**RECORDS SUPPLIED:**
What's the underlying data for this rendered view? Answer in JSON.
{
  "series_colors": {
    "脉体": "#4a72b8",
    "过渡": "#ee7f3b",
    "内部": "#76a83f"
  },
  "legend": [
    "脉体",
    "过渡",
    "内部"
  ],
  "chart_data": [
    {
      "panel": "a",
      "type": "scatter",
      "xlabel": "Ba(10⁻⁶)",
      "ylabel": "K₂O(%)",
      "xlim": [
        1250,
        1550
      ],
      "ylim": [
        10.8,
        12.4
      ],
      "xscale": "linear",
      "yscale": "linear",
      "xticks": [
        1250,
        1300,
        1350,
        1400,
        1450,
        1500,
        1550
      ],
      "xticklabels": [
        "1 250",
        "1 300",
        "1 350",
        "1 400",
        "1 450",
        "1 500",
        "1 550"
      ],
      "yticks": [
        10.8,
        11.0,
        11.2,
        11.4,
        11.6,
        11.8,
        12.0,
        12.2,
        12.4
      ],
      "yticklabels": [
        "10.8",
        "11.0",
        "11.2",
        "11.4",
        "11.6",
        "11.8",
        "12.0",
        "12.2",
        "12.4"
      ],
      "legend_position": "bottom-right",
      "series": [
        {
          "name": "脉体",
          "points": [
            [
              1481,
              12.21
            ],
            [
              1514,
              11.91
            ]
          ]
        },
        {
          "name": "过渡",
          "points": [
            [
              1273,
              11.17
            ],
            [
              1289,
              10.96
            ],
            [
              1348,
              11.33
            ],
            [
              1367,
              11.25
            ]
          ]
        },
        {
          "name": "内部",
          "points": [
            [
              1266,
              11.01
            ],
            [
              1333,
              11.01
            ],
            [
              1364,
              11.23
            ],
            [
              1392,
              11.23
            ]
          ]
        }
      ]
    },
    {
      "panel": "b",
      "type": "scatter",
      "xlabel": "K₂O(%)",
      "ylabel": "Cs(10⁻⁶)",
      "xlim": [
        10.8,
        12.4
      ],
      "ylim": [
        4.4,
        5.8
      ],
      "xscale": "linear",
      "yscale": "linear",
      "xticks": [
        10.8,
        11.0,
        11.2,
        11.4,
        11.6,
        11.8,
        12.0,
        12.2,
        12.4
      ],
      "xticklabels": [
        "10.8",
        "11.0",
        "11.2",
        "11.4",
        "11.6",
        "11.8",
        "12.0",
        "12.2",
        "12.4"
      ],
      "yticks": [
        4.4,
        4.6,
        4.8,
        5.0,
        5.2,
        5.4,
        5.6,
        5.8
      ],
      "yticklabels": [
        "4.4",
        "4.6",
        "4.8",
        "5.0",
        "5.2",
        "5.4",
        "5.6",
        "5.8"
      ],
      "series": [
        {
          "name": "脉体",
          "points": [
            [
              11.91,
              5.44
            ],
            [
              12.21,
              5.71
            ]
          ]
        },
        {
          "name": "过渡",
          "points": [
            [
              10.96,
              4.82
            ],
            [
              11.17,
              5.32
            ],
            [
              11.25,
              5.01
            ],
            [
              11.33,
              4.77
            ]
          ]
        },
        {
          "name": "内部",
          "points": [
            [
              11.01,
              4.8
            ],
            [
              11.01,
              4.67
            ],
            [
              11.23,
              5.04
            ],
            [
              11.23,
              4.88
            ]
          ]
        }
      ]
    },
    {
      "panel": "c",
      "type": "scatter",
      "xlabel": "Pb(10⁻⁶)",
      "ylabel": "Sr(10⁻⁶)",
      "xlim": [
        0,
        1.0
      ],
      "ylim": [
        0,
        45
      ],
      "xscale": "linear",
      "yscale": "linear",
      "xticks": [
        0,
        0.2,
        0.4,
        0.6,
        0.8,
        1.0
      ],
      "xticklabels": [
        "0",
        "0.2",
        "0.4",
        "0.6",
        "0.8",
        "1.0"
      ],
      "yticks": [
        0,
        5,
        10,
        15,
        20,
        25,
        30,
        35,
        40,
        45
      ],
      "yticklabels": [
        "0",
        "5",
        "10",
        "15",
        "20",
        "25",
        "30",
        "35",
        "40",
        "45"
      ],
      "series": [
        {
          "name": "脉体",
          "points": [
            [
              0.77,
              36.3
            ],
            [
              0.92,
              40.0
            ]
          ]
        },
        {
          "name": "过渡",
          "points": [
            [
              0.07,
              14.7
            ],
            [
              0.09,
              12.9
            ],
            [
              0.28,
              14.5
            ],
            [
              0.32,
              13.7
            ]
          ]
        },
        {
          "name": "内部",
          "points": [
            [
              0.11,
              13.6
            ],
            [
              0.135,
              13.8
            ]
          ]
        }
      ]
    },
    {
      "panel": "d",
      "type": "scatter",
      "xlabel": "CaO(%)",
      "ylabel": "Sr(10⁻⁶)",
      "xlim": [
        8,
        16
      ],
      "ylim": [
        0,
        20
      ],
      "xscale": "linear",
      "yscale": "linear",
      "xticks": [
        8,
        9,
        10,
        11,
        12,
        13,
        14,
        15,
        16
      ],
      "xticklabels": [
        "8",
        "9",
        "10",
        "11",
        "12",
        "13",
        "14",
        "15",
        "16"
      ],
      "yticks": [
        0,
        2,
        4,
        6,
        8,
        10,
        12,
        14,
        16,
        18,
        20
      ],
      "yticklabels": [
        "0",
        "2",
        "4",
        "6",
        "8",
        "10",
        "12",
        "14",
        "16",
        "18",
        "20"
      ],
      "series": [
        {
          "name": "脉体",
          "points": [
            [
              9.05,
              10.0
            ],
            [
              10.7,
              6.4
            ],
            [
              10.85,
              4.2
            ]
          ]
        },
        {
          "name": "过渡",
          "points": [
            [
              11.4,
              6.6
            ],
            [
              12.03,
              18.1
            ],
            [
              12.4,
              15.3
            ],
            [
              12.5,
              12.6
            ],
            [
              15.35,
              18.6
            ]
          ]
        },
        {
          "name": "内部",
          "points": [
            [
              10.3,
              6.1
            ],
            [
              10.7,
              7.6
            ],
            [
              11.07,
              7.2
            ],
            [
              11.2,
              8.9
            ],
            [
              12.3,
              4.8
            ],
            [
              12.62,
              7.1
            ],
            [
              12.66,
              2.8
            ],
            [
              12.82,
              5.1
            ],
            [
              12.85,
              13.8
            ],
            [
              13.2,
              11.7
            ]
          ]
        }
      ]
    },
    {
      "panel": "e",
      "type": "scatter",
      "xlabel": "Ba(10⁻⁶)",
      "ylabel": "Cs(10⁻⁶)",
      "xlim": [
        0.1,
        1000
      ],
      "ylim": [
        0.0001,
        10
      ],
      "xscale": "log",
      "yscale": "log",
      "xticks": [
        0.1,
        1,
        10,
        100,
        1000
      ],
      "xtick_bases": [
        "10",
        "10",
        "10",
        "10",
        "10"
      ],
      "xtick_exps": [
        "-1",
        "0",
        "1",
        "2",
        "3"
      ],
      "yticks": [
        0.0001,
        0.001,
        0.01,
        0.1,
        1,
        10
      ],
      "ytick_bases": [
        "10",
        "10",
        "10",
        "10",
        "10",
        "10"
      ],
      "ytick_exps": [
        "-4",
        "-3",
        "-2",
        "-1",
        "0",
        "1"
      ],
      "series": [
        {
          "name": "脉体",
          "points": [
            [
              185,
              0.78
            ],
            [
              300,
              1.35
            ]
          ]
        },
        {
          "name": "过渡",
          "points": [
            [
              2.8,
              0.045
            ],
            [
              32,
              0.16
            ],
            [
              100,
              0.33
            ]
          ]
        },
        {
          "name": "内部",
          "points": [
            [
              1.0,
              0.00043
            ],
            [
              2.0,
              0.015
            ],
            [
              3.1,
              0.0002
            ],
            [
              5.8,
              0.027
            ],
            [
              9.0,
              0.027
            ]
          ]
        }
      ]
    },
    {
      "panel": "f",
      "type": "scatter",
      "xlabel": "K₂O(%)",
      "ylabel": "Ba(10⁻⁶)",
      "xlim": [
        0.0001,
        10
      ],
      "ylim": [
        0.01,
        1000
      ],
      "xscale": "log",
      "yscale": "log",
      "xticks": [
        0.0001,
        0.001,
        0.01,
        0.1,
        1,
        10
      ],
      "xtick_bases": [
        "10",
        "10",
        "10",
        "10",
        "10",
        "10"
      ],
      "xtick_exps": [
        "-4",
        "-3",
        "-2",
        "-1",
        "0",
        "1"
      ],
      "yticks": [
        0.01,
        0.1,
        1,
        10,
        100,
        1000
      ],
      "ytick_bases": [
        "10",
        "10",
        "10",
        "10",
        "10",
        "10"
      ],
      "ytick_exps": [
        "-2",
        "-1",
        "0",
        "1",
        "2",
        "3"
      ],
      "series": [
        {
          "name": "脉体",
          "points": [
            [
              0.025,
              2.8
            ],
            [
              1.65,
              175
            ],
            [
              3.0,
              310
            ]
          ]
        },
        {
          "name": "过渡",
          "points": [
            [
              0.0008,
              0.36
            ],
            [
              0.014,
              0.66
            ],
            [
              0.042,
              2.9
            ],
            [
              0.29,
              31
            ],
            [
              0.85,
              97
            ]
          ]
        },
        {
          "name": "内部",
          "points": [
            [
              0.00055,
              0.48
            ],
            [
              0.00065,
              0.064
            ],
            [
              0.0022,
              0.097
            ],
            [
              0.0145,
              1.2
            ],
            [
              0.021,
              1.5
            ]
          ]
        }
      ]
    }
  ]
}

**WHAT YOU HAVE TO DO:** Locate and copy each line in the data above that includes the word "panel".

**WRITTEN SOLUTION:**
      "panel": "a",
      "panel": "b",
      "panel": "c",
      "panel": "d",
      "panel": "e",
      "panel": "f",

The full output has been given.